(Figure collection entries)
■ ■ ■ ■ ■ ■ ■
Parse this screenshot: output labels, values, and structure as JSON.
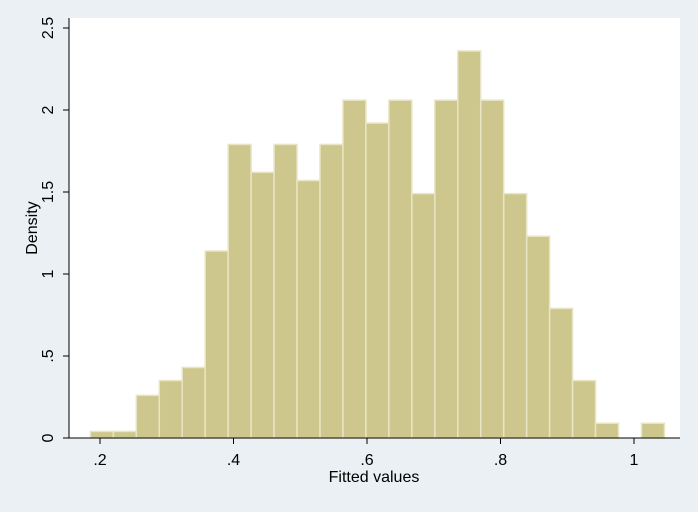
{
  "chart_data": {
    "type": "bar",
    "title": "",
    "xlabel": "Fitted values",
    "ylabel": "Density",
    "xlim": [
      0.18,
      1.06
    ],
    "ylim": [
      0,
      2.5
    ],
    "x_ticks": [
      0.2,
      0.4,
      0.6,
      0.8,
      1.0
    ],
    "x_tick_labels": [
      ".2",
      ".4",
      ".6",
      ".8",
      "1"
    ],
    "y_ticks": [
      0,
      0.5,
      1,
      1.5,
      2,
      2.5
    ],
    "y_tick_labels": [
      "0",
      ".5",
      "1",
      "1.5",
      "2",
      "2.5"
    ],
    "bin_width": 0.0344,
    "bins_start": [
      0.1856,
      0.22,
      0.2544,
      0.2888,
      0.3232,
      0.3576,
      0.392,
      0.4264,
      0.4608,
      0.4952,
      0.5296,
      0.564,
      0.5984,
      0.6328,
      0.6672,
      0.7016,
      0.736,
      0.7704,
      0.8048,
      0.8392,
      0.8736,
      0.908,
      0.9424,
      0.9768,
      1.0112
    ],
    "values": [
      0.04,
      0.04,
      0.26,
      0.35,
      0.43,
      1.14,
      1.79,
      1.62,
      1.79,
      1.57,
      1.79,
      2.06,
      1.92,
      2.06,
      1.49,
      2.06,
      2.36,
      2.06,
      1.49,
      1.23,
      0.79,
      0.35,
      0.09,
      0.0,
      0.09
    ],
    "bar_color": "#cdc78e",
    "bar_edge_color": "#e8e5c4",
    "plot_background": "#ffffff",
    "outer_background": "#eaf0f3",
    "grid": false,
    "legend": "none"
  }
}
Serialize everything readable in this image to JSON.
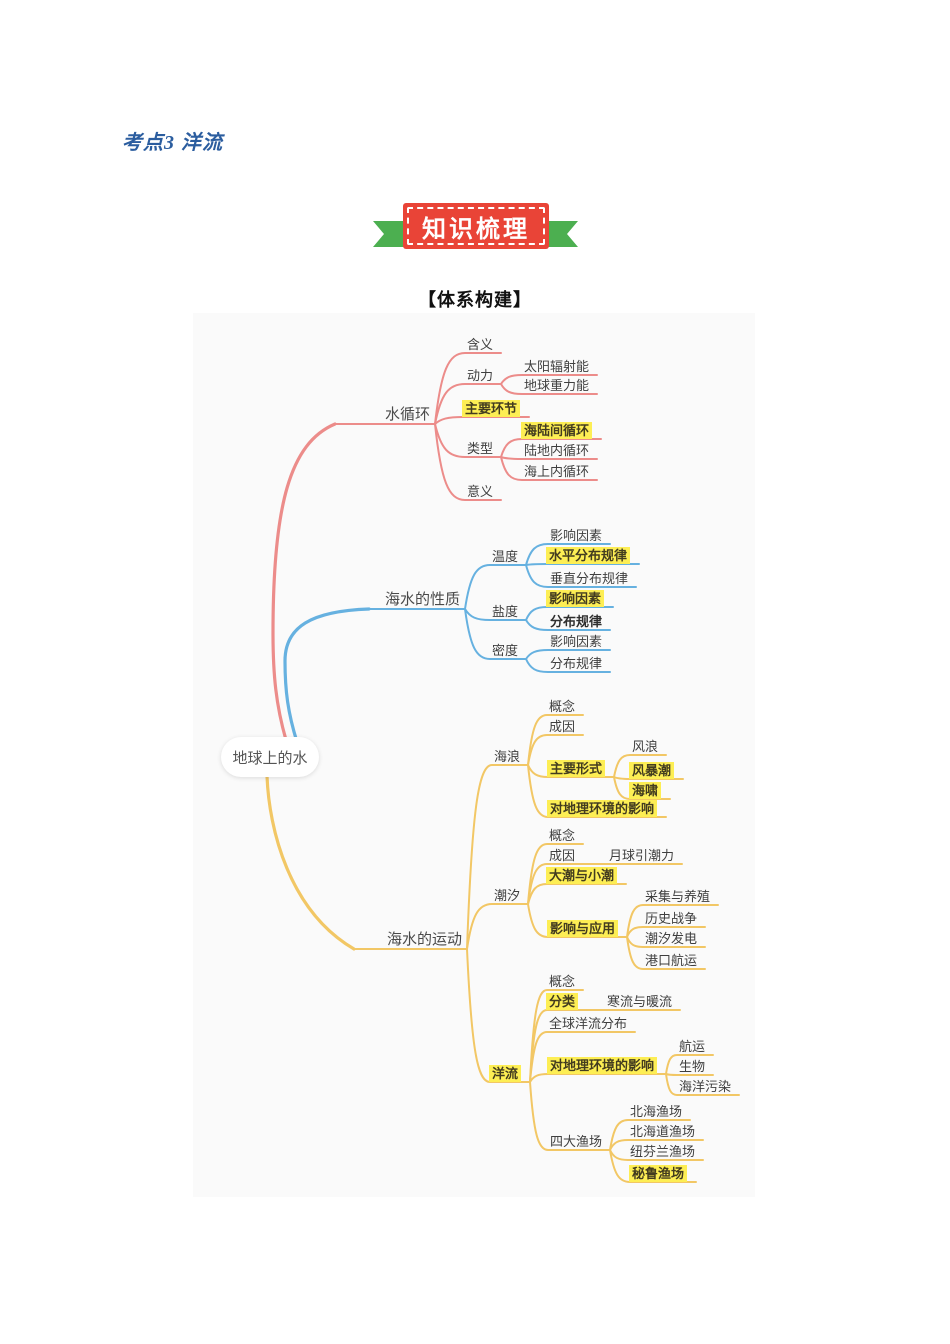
{
  "page": {
    "title": "考点3 洋流"
  },
  "banner": {
    "label": "知识梳理"
  },
  "section_heading": "【体系构建】",
  "colors": {
    "title_blue": "#2b5d9f",
    "banner_red": "#e94437",
    "ribbon_green": "#4caf50",
    "branch_red": "#ec8c8a",
    "branch_blue": "#66b1e0",
    "branch_yellow": "#f2c765",
    "highlight_yellow": "#fdee54"
  },
  "mindmap": {
    "root": {
      "id": "root",
      "label": "地球上的水"
    },
    "nodes": [
      {
        "id": "shuixunhuan",
        "label": "水循环",
        "highlight": false,
        "bold": false
      },
      {
        "id": "hanyi",
        "label": "含义",
        "highlight": false,
        "bold": false
      },
      {
        "id": "dongli",
        "label": "动力",
        "highlight": false,
        "bold": false
      },
      {
        "id": "taiyangfushe",
        "label": "太阳辐射能",
        "highlight": false,
        "bold": false
      },
      {
        "id": "diqiuzhongli",
        "label": "地球重力能",
        "highlight": false,
        "bold": false
      },
      {
        "id": "zhuyaohuanjie",
        "label": "主要环节",
        "highlight": true,
        "bold": false
      },
      {
        "id": "leixing",
        "label": "类型",
        "highlight": false,
        "bold": false
      },
      {
        "id": "hailujianxunhuan",
        "label": "海陆间循环",
        "highlight": true,
        "bold": false
      },
      {
        "id": "ludineixunhuan",
        "label": "陆地内循环",
        "highlight": false,
        "bold": false
      },
      {
        "id": "haishangneixunhuan",
        "label": "海上内循环",
        "highlight": false,
        "bold": false
      },
      {
        "id": "yiyi",
        "label": "意义",
        "highlight": false,
        "bold": false
      },
      {
        "id": "haishuixingzhi",
        "label": "海水的性质",
        "highlight": false,
        "bold": false
      },
      {
        "id": "wendu_yingxiang",
        "label": "影响因素",
        "highlight": false,
        "bold": false
      },
      {
        "id": "wendu",
        "label": "温度",
        "highlight": false,
        "bold": false
      },
      {
        "id": "shuipingfenbu",
        "label": "水平分布规律",
        "highlight": true,
        "bold": false
      },
      {
        "id": "chuizhifenbu",
        "label": "垂直分布规律",
        "highlight": false,
        "bold": false
      },
      {
        "id": "yandu_yingxiang",
        "label": "影响因素",
        "highlight": true,
        "bold": false
      },
      {
        "id": "yandu",
        "label": "盐度",
        "highlight": false,
        "bold": false
      },
      {
        "id": "yandu_fenbu",
        "label": "分布规律",
        "highlight": false,
        "bold": true
      },
      {
        "id": "midu_yingxiang",
        "label": "影响因素",
        "highlight": false,
        "bold": false
      },
      {
        "id": "midu",
        "label": "密度",
        "highlight": false,
        "bold": false
      },
      {
        "id": "midu_fenbu",
        "label": "分布规律",
        "highlight": false,
        "bold": false
      },
      {
        "id": "haishuiyundong",
        "label": "海水的运动",
        "highlight": false,
        "bold": false
      },
      {
        "id": "hailang",
        "label": "海浪",
        "highlight": false,
        "bold": false
      },
      {
        "id": "hailang_gainian",
        "label": "概念",
        "highlight": false,
        "bold": false
      },
      {
        "id": "hailang_chengyin",
        "label": "成因",
        "highlight": false,
        "bold": false
      },
      {
        "id": "zhuyaoxingshi",
        "label": "主要形式",
        "highlight": true,
        "bold": false
      },
      {
        "id": "fenglang",
        "label": "风浪",
        "highlight": false,
        "bold": false
      },
      {
        "id": "fengbaochao",
        "label": "风暴潮",
        "highlight": true,
        "bold": false
      },
      {
        "id": "haixiao",
        "label": "海啸",
        "highlight": true,
        "bold": false
      },
      {
        "id": "hailang_yingxiang",
        "label": "对地理环境的影响",
        "highlight": true,
        "bold": false
      },
      {
        "id": "chaoxi",
        "label": "潮汐",
        "highlight": false,
        "bold": false
      },
      {
        "id": "chaoxi_gainian",
        "label": "概念",
        "highlight": false,
        "bold": false
      },
      {
        "id": "chaoxi_chengyin",
        "label": "成因",
        "highlight": false,
        "bold": false
      },
      {
        "id": "yueqiuyinchaoli",
        "label": "月球引潮力",
        "highlight": false,
        "bold": false
      },
      {
        "id": "dachaoxiaochao",
        "label": "大潮与小潮",
        "highlight": true,
        "bold": false
      },
      {
        "id": "yingxiangyuyingyong",
        "label": "影响与应用",
        "highlight": true,
        "bold": false
      },
      {
        "id": "caijiyangzhi",
        "label": "采集与养殖",
        "highlight": false,
        "bold": false
      },
      {
        "id": "lishizhanzheng",
        "label": "历史战争",
        "highlight": false,
        "bold": false
      },
      {
        "id": "chaoxifadian",
        "label": "潮汐发电",
        "highlight": false,
        "bold": false
      },
      {
        "id": "gangkouhangyun",
        "label": "港口航运",
        "highlight": false,
        "bold": false
      },
      {
        "id": "yangliu",
        "label": "洋流",
        "highlight": true,
        "bold": false
      },
      {
        "id": "yangliu_gainian",
        "label": "概念",
        "highlight": false,
        "bold": false
      },
      {
        "id": "fenlei",
        "label": "分类",
        "highlight": true,
        "bold": false
      },
      {
        "id": "hanliunuanliu",
        "label": "寒流与暖流",
        "highlight": false,
        "bold": false
      },
      {
        "id": "quanqiuyangliufenbu",
        "label": "全球洋流分布",
        "highlight": false,
        "bold": false
      },
      {
        "id": "yangliu_yingxiang",
        "label": "对地理环境的影响",
        "highlight": true,
        "bold": false
      },
      {
        "id": "hangyun",
        "label": "航运",
        "highlight": false,
        "bold": false
      },
      {
        "id": "shengwu",
        "label": "生物",
        "highlight": false,
        "bold": false
      },
      {
        "id": "haiyangwuran",
        "label": "海洋污染",
        "highlight": false,
        "bold": false
      },
      {
        "id": "sidayuchang",
        "label": "四大渔场",
        "highlight": false,
        "bold": false
      },
      {
        "id": "beihaiyuchang",
        "label": "北海渔场",
        "highlight": false,
        "bold": false
      },
      {
        "id": "beihaidaoyuchang",
        "label": "北海道渔场",
        "highlight": false,
        "bold": false
      },
      {
        "id": "niufenlanyuchang",
        "label": "纽芬兰渔场",
        "highlight": false,
        "bold": false
      },
      {
        "id": "biluyuchang",
        "label": "秘鲁渔场",
        "highlight": true,
        "bold": false
      }
    ]
  }
}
■ ■ ■ ■ ■ ■ ■
- Given instruction:
Extract from the material all lines containing the string "JSON".

- Expected answer:
Parse this screenshot: output labels, values, and structure as JSON.
Serialize everything readable in this image to JSON.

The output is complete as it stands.